**** Input material ****
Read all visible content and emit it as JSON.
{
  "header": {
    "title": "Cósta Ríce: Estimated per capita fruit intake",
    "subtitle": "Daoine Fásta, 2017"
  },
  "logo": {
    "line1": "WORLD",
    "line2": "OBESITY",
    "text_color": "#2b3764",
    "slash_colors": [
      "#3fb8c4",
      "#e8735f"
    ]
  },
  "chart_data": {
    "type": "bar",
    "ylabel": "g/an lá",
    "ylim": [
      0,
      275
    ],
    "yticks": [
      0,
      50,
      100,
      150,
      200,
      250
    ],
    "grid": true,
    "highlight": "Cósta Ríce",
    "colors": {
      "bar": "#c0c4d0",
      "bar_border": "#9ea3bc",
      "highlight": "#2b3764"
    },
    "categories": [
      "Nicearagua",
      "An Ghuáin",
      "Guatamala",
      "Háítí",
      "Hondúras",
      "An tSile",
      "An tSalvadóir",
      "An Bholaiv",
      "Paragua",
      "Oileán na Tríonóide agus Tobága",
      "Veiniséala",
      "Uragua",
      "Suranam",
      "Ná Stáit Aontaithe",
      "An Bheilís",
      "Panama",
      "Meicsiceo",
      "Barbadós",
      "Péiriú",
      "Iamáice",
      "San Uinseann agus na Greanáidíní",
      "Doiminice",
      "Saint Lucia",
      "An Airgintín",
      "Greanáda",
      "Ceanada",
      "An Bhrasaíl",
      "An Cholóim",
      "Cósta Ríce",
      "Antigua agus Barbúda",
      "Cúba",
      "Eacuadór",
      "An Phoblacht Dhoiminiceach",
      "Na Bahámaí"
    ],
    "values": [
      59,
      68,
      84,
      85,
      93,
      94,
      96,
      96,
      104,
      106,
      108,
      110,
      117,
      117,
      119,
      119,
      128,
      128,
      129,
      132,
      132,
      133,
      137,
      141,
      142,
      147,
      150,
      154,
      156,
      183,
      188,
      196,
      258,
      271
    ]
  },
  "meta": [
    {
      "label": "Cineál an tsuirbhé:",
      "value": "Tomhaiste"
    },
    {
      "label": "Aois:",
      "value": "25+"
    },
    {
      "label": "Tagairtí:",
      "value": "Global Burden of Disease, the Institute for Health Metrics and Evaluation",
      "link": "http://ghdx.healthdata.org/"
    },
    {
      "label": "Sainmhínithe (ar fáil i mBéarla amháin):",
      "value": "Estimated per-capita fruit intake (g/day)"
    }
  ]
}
****
● Aim of the task:
Read the data above and pull out each line that holds the string "intake".

● Written response:
    "title": "Cósta Ríce: Estimated per capita fruit intake",
      "value": "Estimated per-capita fruit intake (g/day)"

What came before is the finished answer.